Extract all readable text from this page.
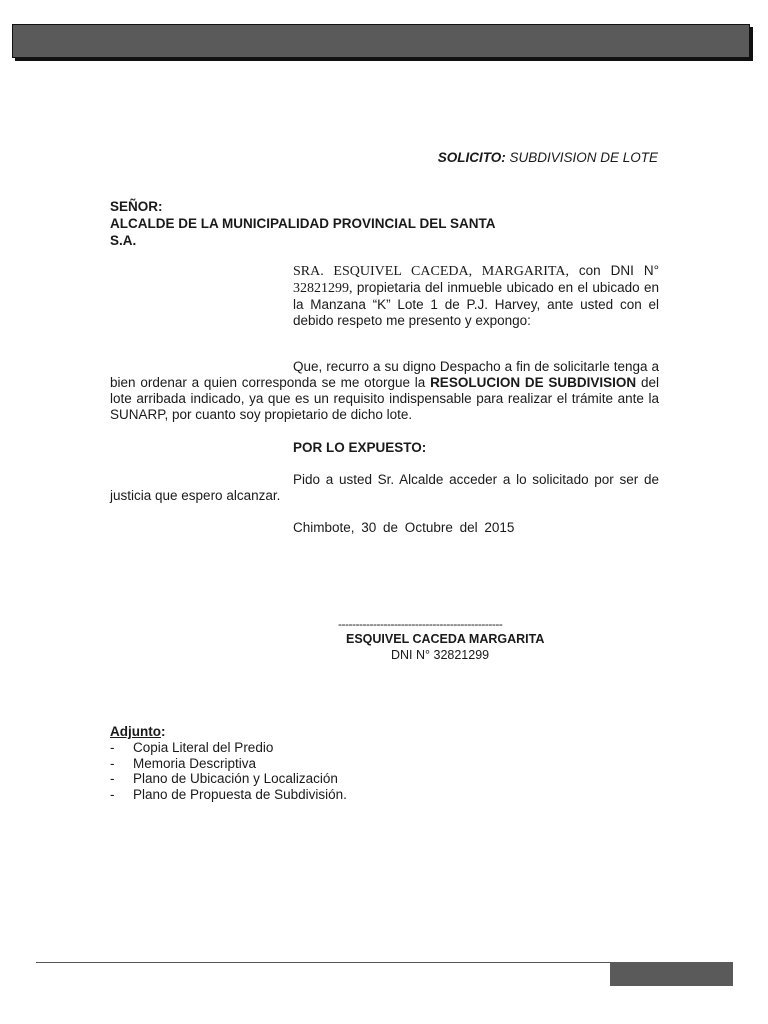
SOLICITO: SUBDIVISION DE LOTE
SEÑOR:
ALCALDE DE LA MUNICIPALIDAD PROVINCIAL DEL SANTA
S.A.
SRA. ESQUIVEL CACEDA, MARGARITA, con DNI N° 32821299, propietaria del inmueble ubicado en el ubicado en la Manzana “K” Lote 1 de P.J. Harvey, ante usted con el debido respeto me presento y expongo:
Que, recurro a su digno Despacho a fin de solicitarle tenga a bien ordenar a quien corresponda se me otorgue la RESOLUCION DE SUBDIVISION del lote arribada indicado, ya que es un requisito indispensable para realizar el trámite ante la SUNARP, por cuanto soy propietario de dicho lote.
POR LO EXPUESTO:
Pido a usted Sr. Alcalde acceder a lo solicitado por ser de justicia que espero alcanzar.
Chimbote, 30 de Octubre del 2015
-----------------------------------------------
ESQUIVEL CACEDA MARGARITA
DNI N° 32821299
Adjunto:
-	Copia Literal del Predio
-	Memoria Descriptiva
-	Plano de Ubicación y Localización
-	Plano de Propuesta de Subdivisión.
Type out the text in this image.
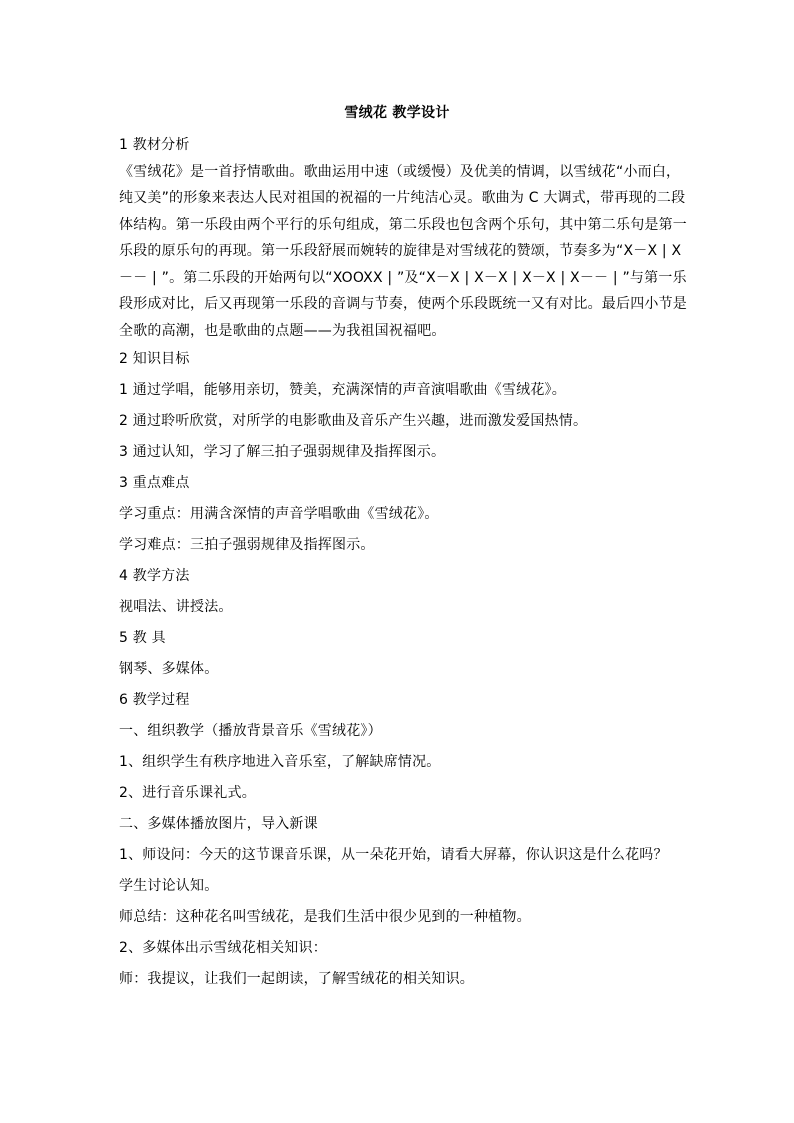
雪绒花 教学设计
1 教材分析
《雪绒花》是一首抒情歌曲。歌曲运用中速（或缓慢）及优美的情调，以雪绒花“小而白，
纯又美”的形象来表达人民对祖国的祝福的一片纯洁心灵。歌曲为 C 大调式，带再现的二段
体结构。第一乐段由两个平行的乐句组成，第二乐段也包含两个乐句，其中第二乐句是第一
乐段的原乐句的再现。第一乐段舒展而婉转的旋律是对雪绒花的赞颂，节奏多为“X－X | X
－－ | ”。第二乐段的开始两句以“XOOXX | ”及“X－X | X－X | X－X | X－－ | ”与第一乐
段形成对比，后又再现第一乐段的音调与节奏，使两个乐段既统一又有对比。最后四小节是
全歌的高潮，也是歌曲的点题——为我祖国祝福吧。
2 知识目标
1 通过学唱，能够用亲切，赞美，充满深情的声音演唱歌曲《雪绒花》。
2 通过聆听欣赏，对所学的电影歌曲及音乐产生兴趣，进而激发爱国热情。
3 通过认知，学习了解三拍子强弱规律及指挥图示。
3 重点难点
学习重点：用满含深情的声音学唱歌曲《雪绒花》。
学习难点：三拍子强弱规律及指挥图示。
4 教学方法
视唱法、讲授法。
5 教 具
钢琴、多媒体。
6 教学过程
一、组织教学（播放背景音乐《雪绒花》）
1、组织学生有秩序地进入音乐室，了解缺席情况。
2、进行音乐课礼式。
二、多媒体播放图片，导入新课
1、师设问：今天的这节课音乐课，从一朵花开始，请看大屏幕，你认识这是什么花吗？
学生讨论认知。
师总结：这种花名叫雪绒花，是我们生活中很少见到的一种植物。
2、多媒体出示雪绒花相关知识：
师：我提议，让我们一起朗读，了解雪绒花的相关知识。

..............................

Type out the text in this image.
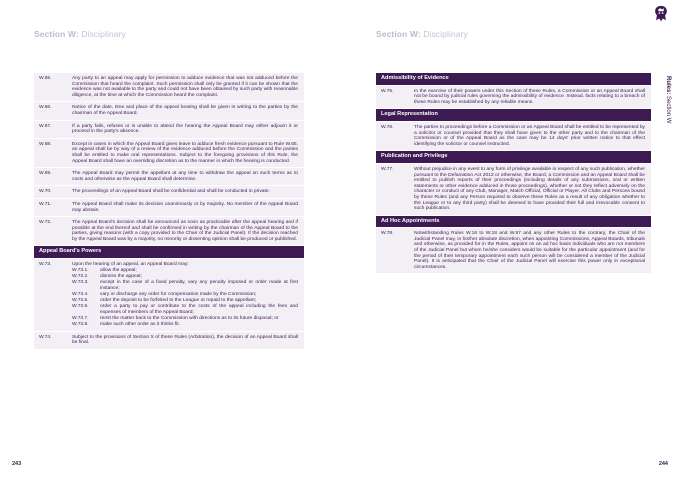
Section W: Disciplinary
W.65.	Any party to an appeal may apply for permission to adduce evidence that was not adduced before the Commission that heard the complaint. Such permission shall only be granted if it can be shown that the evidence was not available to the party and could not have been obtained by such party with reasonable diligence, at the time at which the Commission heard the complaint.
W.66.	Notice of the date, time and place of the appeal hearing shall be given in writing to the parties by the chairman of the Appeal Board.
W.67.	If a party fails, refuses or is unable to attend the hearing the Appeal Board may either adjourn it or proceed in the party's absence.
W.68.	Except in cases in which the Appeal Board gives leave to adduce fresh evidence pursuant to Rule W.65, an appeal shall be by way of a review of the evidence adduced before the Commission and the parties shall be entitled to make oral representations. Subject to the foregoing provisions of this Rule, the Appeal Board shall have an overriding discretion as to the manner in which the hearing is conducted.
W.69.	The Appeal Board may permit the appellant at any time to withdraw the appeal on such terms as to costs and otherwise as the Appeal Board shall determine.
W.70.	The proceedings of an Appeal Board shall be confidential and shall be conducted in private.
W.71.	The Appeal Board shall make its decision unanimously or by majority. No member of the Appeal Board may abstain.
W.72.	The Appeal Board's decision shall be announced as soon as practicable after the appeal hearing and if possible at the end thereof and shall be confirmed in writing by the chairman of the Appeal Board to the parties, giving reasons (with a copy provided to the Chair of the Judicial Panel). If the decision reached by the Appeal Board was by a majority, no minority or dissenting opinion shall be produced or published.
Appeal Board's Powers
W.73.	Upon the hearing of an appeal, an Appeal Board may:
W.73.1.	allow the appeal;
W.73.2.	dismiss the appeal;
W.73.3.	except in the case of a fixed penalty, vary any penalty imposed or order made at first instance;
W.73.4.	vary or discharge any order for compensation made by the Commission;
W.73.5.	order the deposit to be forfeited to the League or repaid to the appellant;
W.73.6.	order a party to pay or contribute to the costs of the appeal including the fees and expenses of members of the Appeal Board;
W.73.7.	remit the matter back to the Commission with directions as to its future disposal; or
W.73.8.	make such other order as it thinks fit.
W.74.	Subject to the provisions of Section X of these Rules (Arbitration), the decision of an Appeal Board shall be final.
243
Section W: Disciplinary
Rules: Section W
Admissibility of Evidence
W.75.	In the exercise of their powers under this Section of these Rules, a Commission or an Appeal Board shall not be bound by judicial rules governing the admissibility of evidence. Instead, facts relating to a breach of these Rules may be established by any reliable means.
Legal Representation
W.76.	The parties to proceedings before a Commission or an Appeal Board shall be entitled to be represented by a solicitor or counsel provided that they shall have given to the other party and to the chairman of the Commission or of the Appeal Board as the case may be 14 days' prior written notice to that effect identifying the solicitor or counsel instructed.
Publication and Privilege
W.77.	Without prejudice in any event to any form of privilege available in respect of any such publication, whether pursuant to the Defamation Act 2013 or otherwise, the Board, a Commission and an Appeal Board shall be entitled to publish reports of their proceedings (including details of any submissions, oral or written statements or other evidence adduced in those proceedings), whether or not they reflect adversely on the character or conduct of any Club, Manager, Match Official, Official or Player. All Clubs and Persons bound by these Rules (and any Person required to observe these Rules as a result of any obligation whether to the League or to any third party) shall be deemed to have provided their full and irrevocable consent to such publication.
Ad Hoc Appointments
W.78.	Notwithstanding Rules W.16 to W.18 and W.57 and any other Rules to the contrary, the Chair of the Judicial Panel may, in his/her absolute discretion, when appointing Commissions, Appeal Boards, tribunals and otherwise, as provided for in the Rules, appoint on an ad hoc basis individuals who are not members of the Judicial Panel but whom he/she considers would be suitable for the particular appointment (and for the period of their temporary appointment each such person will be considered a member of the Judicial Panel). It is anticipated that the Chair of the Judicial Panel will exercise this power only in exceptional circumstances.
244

..............................

### Task brief
Using the listing, say how many lines include the word "ESQUIVEL", and add nothing else.

### Full response
2